Take each line that has the word "разряд" and return it.

▸ **Material for this exercise**
***

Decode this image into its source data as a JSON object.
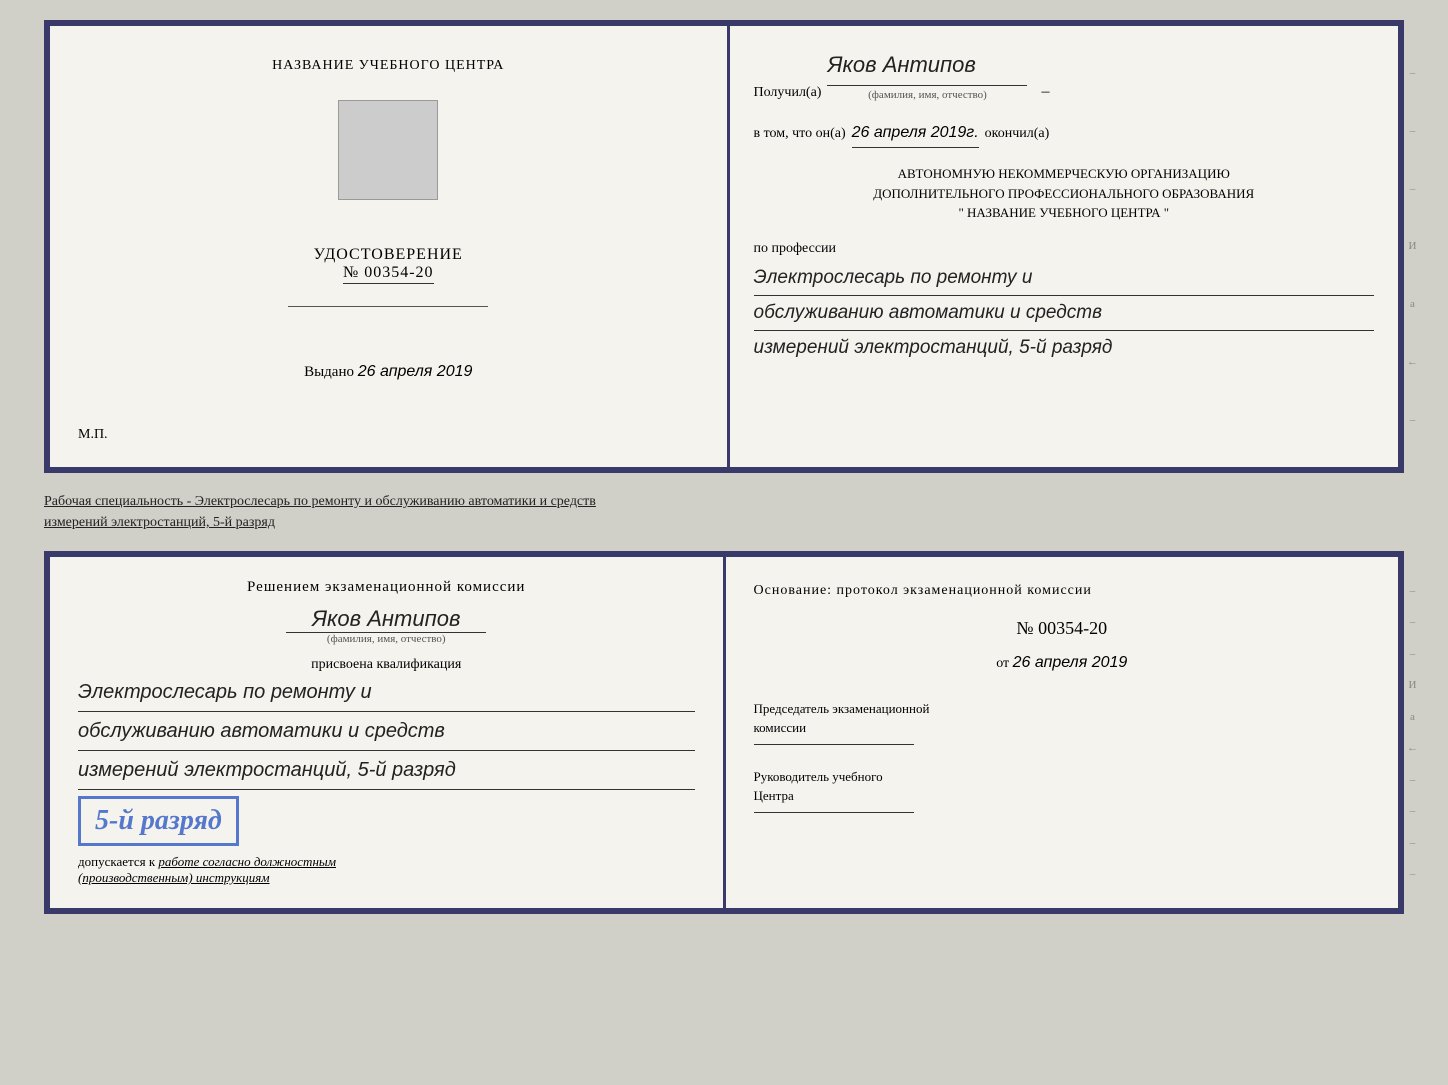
{
  "top_doc": {
    "left": {
      "center_name": "НАЗВАНИЕ УЧЕБНОГО ЦЕНТРА",
      "udostoverenie_label": "УДОСТОВЕРЕНИЕ",
      "number": "№ 00354-20",
      "vydano_label": "Выдано",
      "vydano_date": "26 апреля 2019",
      "mp_label": "М.П."
    },
    "right": {
      "poluchil_label": "Получил(а)",
      "name_handwritten": "Яков Антипов",
      "fio_sublabel": "(фамилия, имя, отчество)",
      "vtom_label": "в том, что он(а)",
      "date_handwritten": "26 апреля 2019г.",
      "okonchil_label": "окончил(а)",
      "org_line1": "АВТОНОМНУЮ НЕКОММЕРЧЕСКУЮ ОРГАНИЗАЦИЮ",
      "org_line2": "ДОПОЛНИТЕЛЬНОГО ПРОФЕССИОНАЛЬНОГО ОБРАЗОВАНИЯ",
      "org_name_quotes_open": "\"",
      "org_name": "НАЗВАНИЕ УЧЕБНОГО ЦЕНТРА",
      "org_name_quotes_close": "\"",
      "po_professii_label": "по профессии",
      "profession_line1": "Электрослесарь по ремонту и",
      "profession_line2": "обслуживанию автоматики и средств",
      "profession_line3": "измерений электростанций, 5-й разряд"
    }
  },
  "between": {
    "text": "Рабочая специальность - Электрослесарь по ремонту и обслуживанию автоматики и средств",
    "text2": "измерений электростанций, 5-й разряд"
  },
  "bottom_doc": {
    "left": {
      "resheniem_label": "Решением экзаменационной комиссии",
      "name_handwritten": "Яков Антипов",
      "fio_sublabel": "(фамилия, имя, отчество)",
      "prisvoena_label": "присвоена квалификация",
      "qual_line1": "Электрослесарь по ремонту и",
      "qual_line2": "обслуживанию автоматики и средств",
      "qual_line3": "измерений электростанций, 5-й разряд",
      "razryad_badge": "5-й разряд",
      "dopuskaetsya_label": "допускается к",
      "dopuskaetsya_text": "работе согласно должностным",
      "dopuskaetsya_text2": "(производственным) инструкциям"
    },
    "right": {
      "osnovanie_label": "Основание: протокол экзаменационной комиссии",
      "number_label": "№ 00354-20",
      "ot_label": "от",
      "ot_date": "26 апреля 2019",
      "predsedatel_line1": "Председатель экзаменационной",
      "predsedatel_line2": "комиссии",
      "rukovoditel_line1": "Руководитель учебного",
      "rukovoditel_line2": "Центра"
    }
  },
  "edge_marks": {
    "items": [
      "И",
      "а",
      "←",
      "–",
      "–",
      "–",
      "–"
    ]
  }
}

***

▸ **Result below**
      "profession_line3": "измерений электростанций, 5-й разряд"
    "text2": "измерений электростанций, 5-й разряд"
      "qual_line3": "измерений электростанций, 5-й разряд",
      "razryad_badge": "5-й разряд",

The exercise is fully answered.